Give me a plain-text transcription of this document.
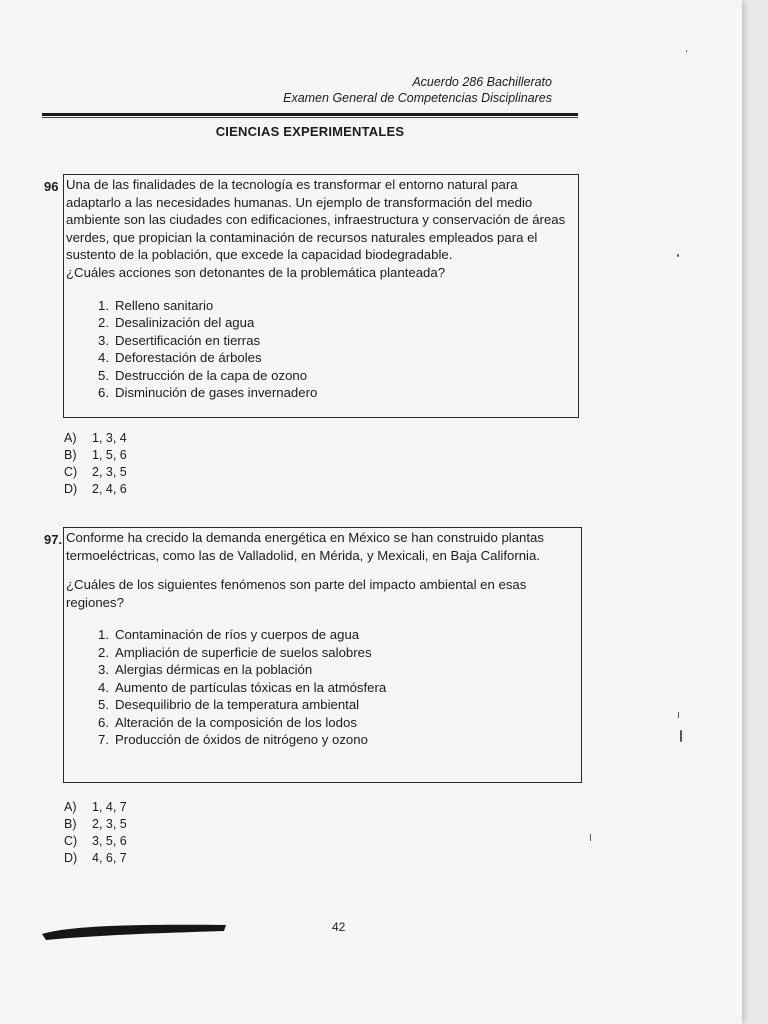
Acuerdo 286 Bachillerato
Examen General de Competencias Disciplinares
CIENCIAS EXPERIMENTALES
96 Una de las finalidades de la tecnología es transformar el entorno natural para adaptarlo a las necesidades humanas. Un ejemplo de transformación del medio ambiente son las ciudades con edificaciones, infraestructura y conservación de áreas verdes, que propician la contaminación de recursos naturales empleados para el sustento de la población, que excede la capacidad biodegradable.

¿Cuáles acciones son detonantes de la problemática planteada?

1. Relleno sanitario
2. Desalinización del agua
3. Desertificación en tierras
4. Deforestación de árboles
5. Destrucción de la capa de ozono
6. Disminución de gases invernadero
A)	1, 3, 4
B)	1, 5, 6
C)	2, 3, 5
D)	2, 4, 6
97. Conforme ha crecido la demanda energética en México se han construido plantas termoeléctricas, como las de Valladolid, en Mérida, y Mexicali, en Baja California.

¿Cuáles de los siguientes fenómenos son parte del impacto ambiental en esas regiones?

1. Contaminación de ríos y cuerpos de agua
2. Ampliación de superficie de suelos salobres
3. Alergias dérmicas en la población
4. Aumento de partículas tóxicas en la atmósfera
5. Desequilibrio de la temperatura ambiental
6. Alteración de la composición de los lodos
7. Producción de óxidos de nitrógeno y ozono
A)	1, 4, 7
B)	2, 3, 5
C)	3, 5, 6
D)	4, 6, 7
42
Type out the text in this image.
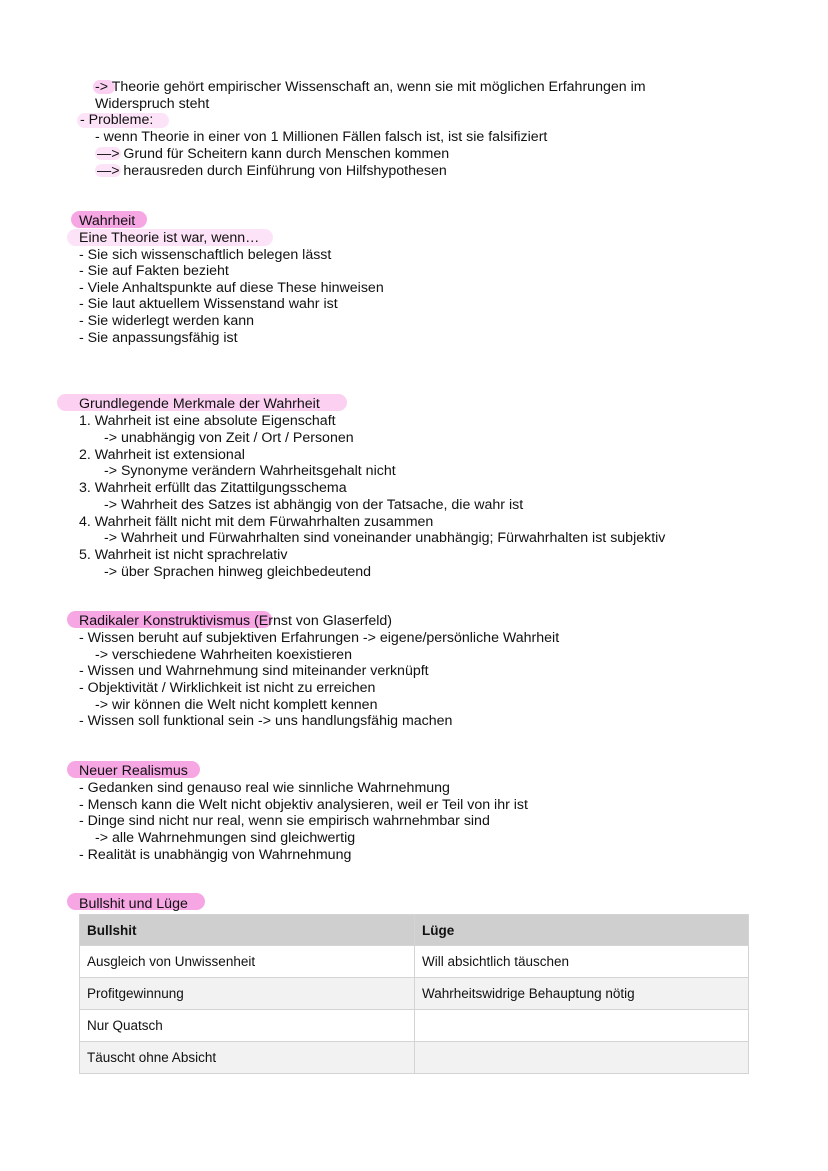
-> Theorie gehört empirischer Wissenschaft an, wenn sie mit möglichen Erfahrungen im
Widerspruch steht
- Probleme:
- wenn Theorie in einer von 1 Millionen Fällen falsch ist, ist sie falsifiziert
—> Grund für Scheitern kann durch Menschen kommen
—> herausreden durch Einführung von Hilfshypothesen
Wahrheit
Eine Theorie ist war, wenn…
- Sie sich wissenschaftlich belegen lässt
- Sie auf Fakten bezieht
- Viele Anhaltspunkte auf diese These hinweisen
- Sie laut aktuellem Wissenstand wahr ist
- Sie widerlegt werden kann
- Sie anpassungsfähig ist
Grundlegende Merkmale der Wahrheit
1. Wahrheit ist eine absolute Eigenschaft
-> unabhängig von Zeit / Ort / Personen
2. Wahrheit ist extensional
-> Synonyme verändern Wahrheitsgehalt nicht
3. Wahrheit erfüllt das Zitattilgungsschema
-> Wahrheit des Satzes ist abhängig von der Tatsache, die wahr ist
4. Wahrheit fällt nicht mit dem Fürwahrhalten zusammen
-> Wahrheit und Fürwahrhalten sind voneinander unabhängig; Fürwahrhalten ist subjektiv
5. Wahrheit ist nicht sprachrelativ
-> über Sprachen hinweg gleichbedeutend
Radikaler Konstruktivismus (Ernst von Glaserfeld)
- Wissen beruht auf subjektiven Erfahrungen -> eigene/persönliche Wahrheit
-> verschiedene Wahrheiten koexistieren
- Wissen und Wahrnehmung sind miteinander verknüpft
- Objektivität / Wirklichkeit ist nicht zu erreichen
-> wir können die Welt nicht komplett kennen
- Wissen soll funktional sein -> uns handlungsfähig machen
Neuer Realismus
- Gedanken sind genauso real wie sinnliche Wahrnehmung
- Mensch kann die Welt nicht objektiv analysieren, weil er Teil von ihr ist
- Dinge sind nicht nur real, wenn sie empirisch wahrnehmbar sind
-> alle Wahrnehmungen sind gleichwertig
- Realität is unabhängig von Wahrnehmung
Bullshit und Lüge
Bullshit	Lüge
Ausgleich von Unwissenheit	Will absichtlich täuschen
Profitgewinnung	Wahrheitswidrige Behauptung nötig
Nur Quatsch	
Täuscht ohne Absicht	
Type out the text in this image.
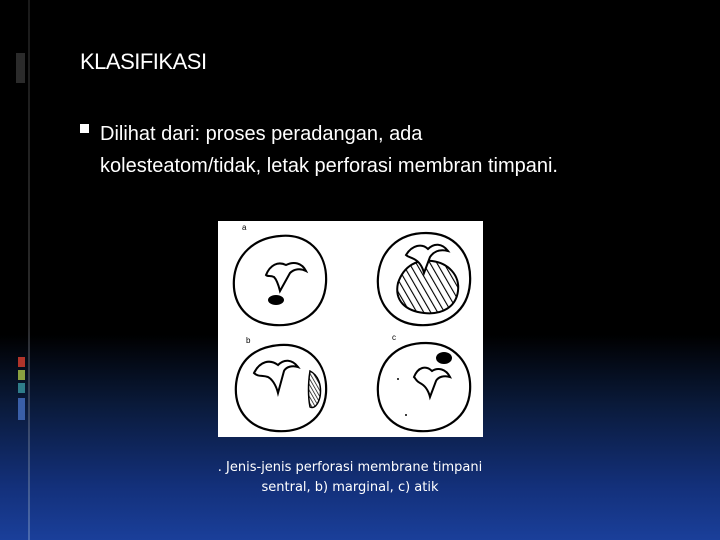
KLASIFIKASI
Dilihat dari: proses peradangan, ada
kolesteatom/tidak, letak perforasi membran timpani.
a
b	c
. Jenis-jenis perforasi membrane timpani
sentral, b) marginal, c) atik
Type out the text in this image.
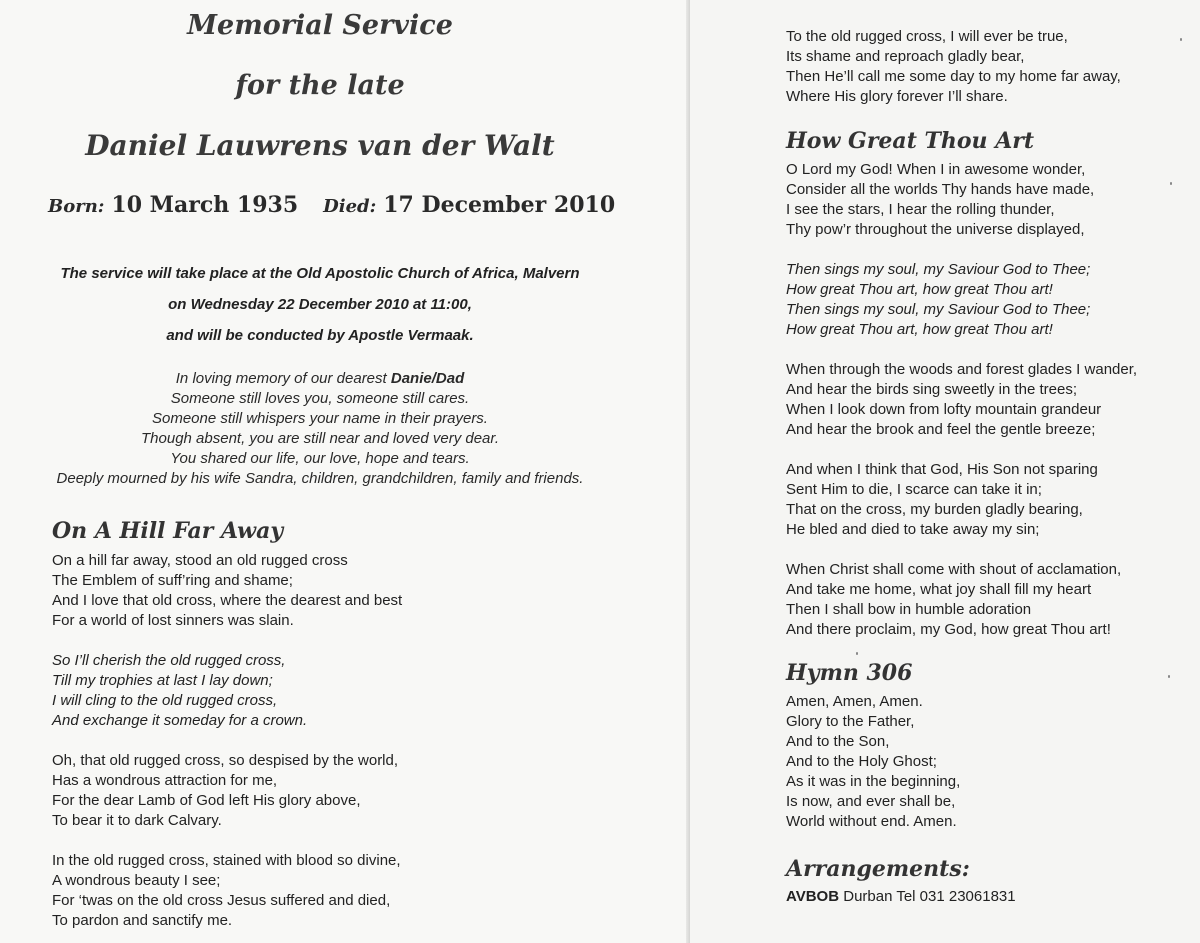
Memorial Service
for the late
Daniel Lauwrens van der Walt
Born: 10 March 1935 Died: 17 December 2010
The service will take place at the Old Apostolic Church of Africa, Malvern
on Wednesday 22 December 2010 at 11:00,
and will be conducted by Apostle Vermaak.
In loving memory of our dearest Danie/Dad
Someone still loves you, someone still cares.
Someone still whispers your name in their prayers.
Though absent, you are still near and loved very dear.
You shared our life, our love, hope and tears.
Deeply mourned by his wife Sandra, children, grandchildren, family and friends.
On A Hill Far Away
On a hill far away, stood an old rugged cross
The Emblem of suff’ring and shame;
And I love that old cross, where the dearest and best
For a world of lost sinners was slain.
So I’ll cherish the old rugged cross,
Till my trophies at last I lay down;
I will cling to the old rugged cross,
And exchange it someday for a crown.
Oh, that old rugged cross, so despised by the world,
Has a wondrous attraction for me,
For the dear Lamb of God left His glory above,
To bear it to dark Calvary.
In the old rugged cross, stained with blood so divine,
A wondrous beauty I see;
For ‘twas on the old cross Jesus suffered and died,
To pardon and sanctify me.
To the old rugged cross, I will ever be true,
Its shame and reproach gladly bear,
Then He’ll call me some day to my home far away,
Where His glory forever I’ll share.
How Great Thou Art
O Lord my God! When I in awesome wonder,
Consider all the worlds Thy hands have made,
I see the stars, I hear the rolling thunder,
Thy pow’r throughout the universe displayed,
Then sings my soul, my Saviour God to Thee;
How great Thou art, how great Thou art!
Then sings my soul, my Saviour God to Thee;
How great Thou art, how great Thou art!
When through the woods and forest glades I wander,
And hear the birds sing sweetly in the trees;
When I look down from lofty mountain grandeur
And hear the brook and feel the gentle breeze;
And when I think that God, His Son not sparing
Sent Him to die, I scarce can take it in;
That on the cross, my burden gladly bearing,
He bled and died to take away my sin;
When Christ shall come with shout of acclamation,
And take me home, what joy shall fill my heart
Then I shall bow in humble adoration
And there proclaim, my God, how great Thou art!
Hymn 306
Amen, Amen, Amen.
Glory to the Father,
And to the Son,
And to the Holy Ghost;
As it was in the beginning,
Is now, and ever shall be,
World without end. Amen.
Arrangements:
AVBOB Durban Tel 031 23061831
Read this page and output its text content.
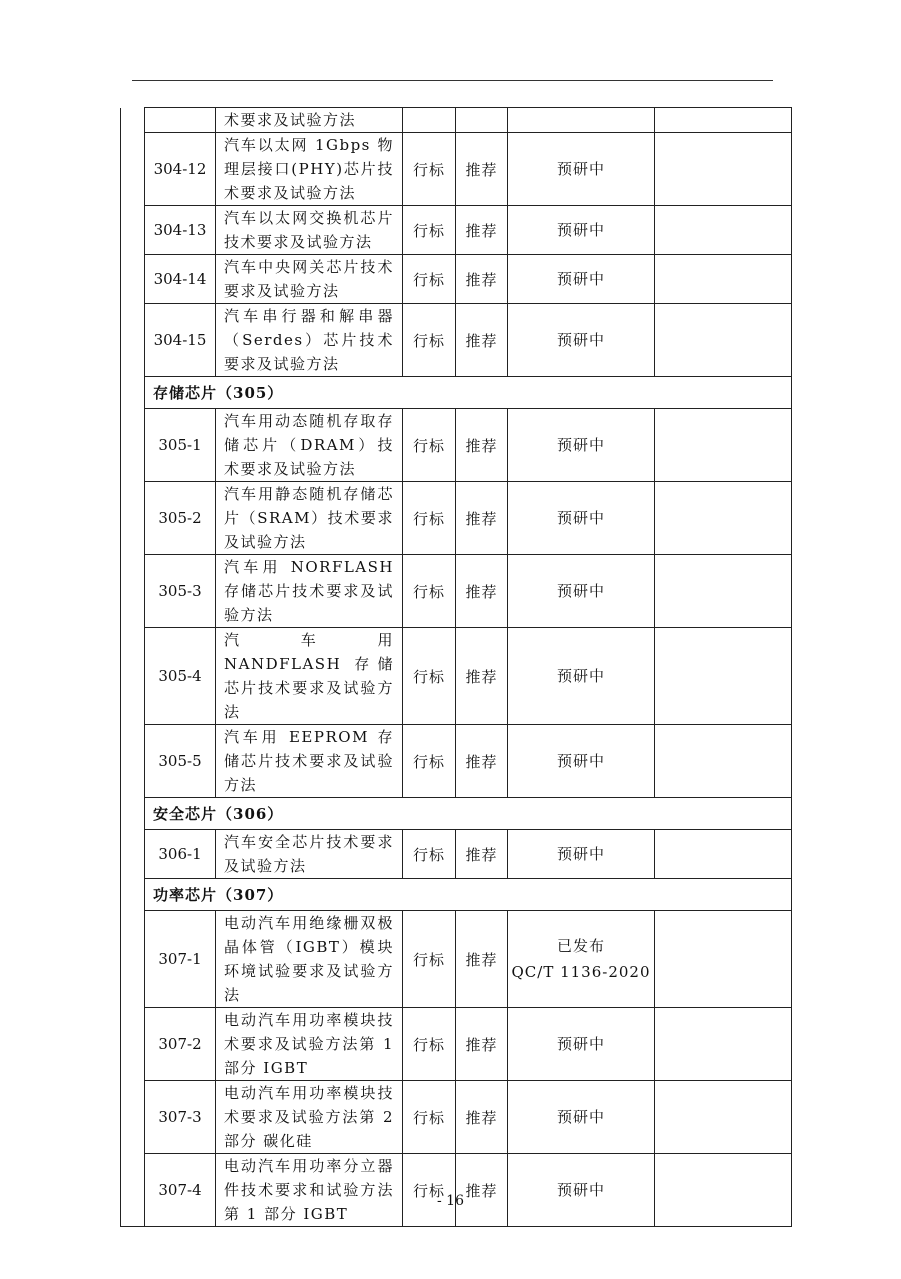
		术要求及试验方法				
	304-12	汽车以太网 1Gbps 物理层接口(PHY)芯片技术要求及试验方法	行标	推荐	预研中	

	304-13	汽车以太网交换机芯片技术要求及试验方法	行标	推荐	预研中	

	304-14	汽车中央网关芯片技术要求及试验方法	行标	推荐	预研中	

	304-15	汽车串行器和解串器（Serdes）芯片技术要求及试验方法	行标	推荐	预研中	

	存储芯片（305）					
	305-1	汽车用动态随机存取存储芯片（DRAM）技术要求及试验方法	行标	推荐	预研中	

	305-2	汽车用静态随机存储芯片（SRAM）技术要求及试验方法	行标	推荐	预研中	

	305-3	汽车用 NORFLASH 存储芯片技术要求及试验方法	行标	推荐	预研中	

	305-4	汽车用 NANDFLASH 存储芯片技术要求及试验方法	行标	推荐	预研中	

	305-5	汽车用 EEPROM 存储芯片技术要求及试验方法	行标	推荐	预研中	

	安全芯片（306）					
	306-1	汽车安全芯片技术要求及试验方法	行标	推荐	预研中	

	功率芯片（307）					
	307-1	电动汽车用绝缘栅双极晶体管（IGBT）模块环境试验要求及试验方法	行标	推荐	已发布
QC/T 1136-2020	

	307-2	电动汽车用功率模块技术要求及试验方法第 1 部分 IGBT	行标	推荐	预研中	

	307-3	电动汽车用功率模块技术要求及试验方法第 2 部分 碳化硅	行标	推荐	预研中	

	307-4	电动汽车用功率分立器件技术要求和试验方法第 1 部分 IGBT	行标	推荐	预研中	

- 16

**Work to be completed**
Transcribe the material exactly, keeping every word and none of the pictures.

**Written response**
Give me a plain-text transcription of this document.
Acuerdo 286 Bachillerato
Examen General de Competencias Disciplinares
CIENCIAS EXPERIMENTALES
96 Una de las finalidades de la tecnología es transformar el entorno natural para adaptarlo a las necesidades humanas. Un ejemplo de transformación del medio ambiente son las ciudades con edificaciones, infraestructura y conservación de áreas verdes, que propician la contaminación de recursos naturales empleados para el sustento de la población, que excede la capacidad biodegradable.

¿Cuáles acciones son detonantes de la problemática planteada?

1. Relleno sanitario
2. Desalinización del agua
3. Desertificación en tierras
4. Deforestación de árboles
5. Destrucción de la capa de ozono
6. Disminución de gases invernadero
A)	1, 3, 4
B)	1, 5, 6
C)	2, 3, 5
D)	2, 4, 6
97. Conforme ha crecido la demanda energética en México se han construido plantas termoeléctricas, como las de Valladolid, en Mérida, y Mexicali, en Baja California.

¿Cuáles de los siguientes fenómenos son parte del impacto ambiental en esas regiones?

1. Contaminación de ríos y cuerpos de agua
2. Ampliación de superficie de suelos salobres
3. Alergias dérmicas en la población
4. Aumento de partículas tóxicas en la atmósfera
5. Desequilibrio de la temperatura ambiental
6. Alteración de la composición de los lodos
7. Producción de óxidos de nitrógeno y ozono
A)	1, 4, 7
B)	2, 3, 5
C)	3, 5, 6
D)	4, 6, 7
42
Type out the text in this image.
-> Theorie gehört empirischer Wissenschaft an, wenn sie mit möglichen Erfahrungen im
Widerspruch steht
- Probleme:
- wenn Theorie in einer von 1 Millionen Fällen falsch ist, ist sie falsifiziert
—> Grund für Scheitern kann durch Menschen kommen
—> herausreden durch Einführung von Hilfshypothesen
Wahrheit
Eine Theorie ist war, wenn…
- Sie sich wissenschaftlich belegen lässt
- Sie auf Fakten bezieht
- Viele Anhaltspunkte auf diese These hinweisen
- Sie laut aktuellem Wissenstand wahr ist
- Sie widerlegt werden kann
- Sie anpassungsfähig ist
Grundlegende Merkmale der Wahrheit
1. Wahrheit ist eine absolute Eigenschaft
-> unabhängig von Zeit / Ort / Personen
2. Wahrheit ist extensional
-> Synonyme verändern Wahrheitsgehalt nicht
3. Wahrheit erfüllt das Zitattilgungsschema
-> Wahrheit des Satzes ist abhängig von der Tatsache, die wahr ist
4. Wahrheit fällt nicht mit dem Fürwahrhalten zusammen
-> Wahrheit und Fürwahrhalten sind voneinander unabhängig; Fürwahrhalten ist subjektiv
5. Wahrheit ist nicht sprachrelativ
-> über Sprachen hinweg gleichbedeutend
Radikaler Konstruktivismus (Ernst von Glaserfeld)
- Wissen beruht auf subjektiven Erfahrungen -> eigene/persönliche Wahrheit
-> verschiedene Wahrheiten koexistieren
- Wissen und Wahrnehmung sind miteinander verknüpft
- Objektivität / Wirklichkeit ist nicht zu erreichen
-> wir können die Welt nicht komplett kennen
- Wissen soll funktional sein -> uns handlungsfähig machen
Neuer Realismus
- Gedanken sind genauso real wie sinnliche Wahrnehmung
- Mensch kann die Welt nicht objektiv analysieren, weil er Teil von ihr ist
- Dinge sind nicht nur real, wenn sie empirisch wahrnehmbar sind
-> alle Wahrnehmungen sind gleichwertig
- Realität is unabhängig von Wahrnehmung
Bullshit und Lüge
Bullshit	Lüge
Ausgleich von Unwissenheit	Will absichtlich täuschen
Profitgewinnung	Wahrheitswidrige Behauptung nötig
Nur Quatsch	
Täuscht ohne Absicht	
Type out the text in this image.
KLASIFIKASI
Dilihat dari: proses peradangan, ada
kolesteatom/tidak, letak perforasi membran timpani.
a
b	c
. Jenis-jenis perforasi membrane timpani
sentral, b) marginal, c) atik
Type out the text in this image.
Memorial Service
for the late
Daniel Lauwrens van der Walt
Born: 10 March 1935 Died: 17 December 2010
The service will take place at the Old Apostolic Church of Africa, Malvern
on Wednesday 22 December 2010 at 11:00,
and will be conducted by Apostle Vermaak.
In loving memory of our dearest Danie/Dad
Someone still loves you, someone still cares.
Someone still whispers your name in their prayers.
Though absent, you are still near and loved very dear.
You shared our life, our love, hope and tears.
Deeply mourned by his wife Sandra, children, grandchildren, family and friends.
On A Hill Far Away
On a hill far away, stood an old rugged cross
The Emblem of suff’ring and shame;
And I love that old cross, where the dearest and best
For a world of lost sinners was slain.
So I’ll cherish the old rugged cross,
Till my trophies at last I lay down;
I will cling to the old rugged cross,
And exchange it someday for a crown.
Oh, that old rugged cross, so despised by the world,
Has a wondrous attraction for me,
For the dear Lamb of God left His glory above,
To bear it to dark Calvary.
In the old rugged cross, stained with blood so divine,
A wondrous beauty I see;
For ‘twas on the old cross Jesus suffered and died,
To pardon and sanctify me.
To the old rugged cross, I will ever be true,
Its shame and reproach gladly bear,
Then He’ll call me some day to my home far away,
Where His glory forever I’ll share.
How Great Thou Art
O Lord my God! When I in awesome wonder,
Consider all the worlds Thy hands have made,
I see the stars, I hear the rolling thunder,
Thy pow’r throughout the universe displayed,
Then sings my soul, my Saviour God to Thee;
How great Thou art, how great Thou art!
Then sings my soul, my Saviour God to Thee;
How great Thou art, how great Thou art!
When through the woods and forest glades I wander,
And hear the birds sing sweetly in the trees;
When I look down from lofty mountain grandeur
And hear the brook and feel the gentle breeze;
And when I think that God, His Son not sparing
Sent Him to die, I scarce can take it in;
That on the cross, my burden gladly bearing,
He bled and died to take away my sin;
When Christ shall come with shout of acclamation,
And take me home, what joy shall fill my heart
Then I shall bow in humble adoration
And there proclaim, my God, how great Thou art!
Hymn 306
Amen, Amen, Amen.
Glory to the Father,
And to the Son,
And to the Holy Ghost;
As it was in the beginning,
Is now, and ever shall be,
World without end. Amen.
Arrangements:
AVBOB Durban Tel 031 23061831
Read this page and output its text content.
		术要求及试验方法				
	304-12	汽车以太网 1Gbps 物理层接口(PHY)芯片技术要求及试验方法	行标	推荐	预研中	

	304-13	汽车以太网交换机芯片技术要求及试验方法	行标	推荐	预研中	

	304-14	汽车中央网关芯片技术要求及试验方法	行标	推荐	预研中	

	304-15	汽车串行器和解串器（Serdes）芯片技术要求及试验方法	行标	推荐	预研中	

	存储芯片（305）					
	305-1	汽车用动态随机存取存储芯片（DRAM）技术要求及试验方法	行标	推荐	预研中	

	305-2	汽车用静态随机存储芯片（SRAM）技术要求及试验方法	行标	推荐	预研中	

	305-3	汽车用 NORFLASH 存储芯片技术要求及试验方法	行标	推荐	预研中	

	305-4	汽车用 NANDFLASH 存储芯片技术要求及试验方法	行标	推荐	预研中	

	305-5	汽车用 EEPROM 存储芯片技术要求及试验方法	行标	推荐	预研中	

	安全芯片（306）					
	306-1	汽车安全芯片技术要求及试验方法	行标	推荐	预研中	

	功率芯片（307）					
	307-1	电动汽车用绝缘栅双极晶体管（IGBT）模块环境试验要求及试验方法	行标	推荐	已发布
QC/T 1136-2020	

	307-2	电动汽车用功率模块技术要求及试验方法第 1 部分 IGBT	行标	推荐	预研中	

	307-3	电动汽车用功率模块技术要求及试验方法第 2 部分 碳化硅	行标	推荐	预研中	

	307-4	电动汽车用功率分立器件技术要求和试验方法第 1 部分 IGBT	行标	推荐	预研中	

- 16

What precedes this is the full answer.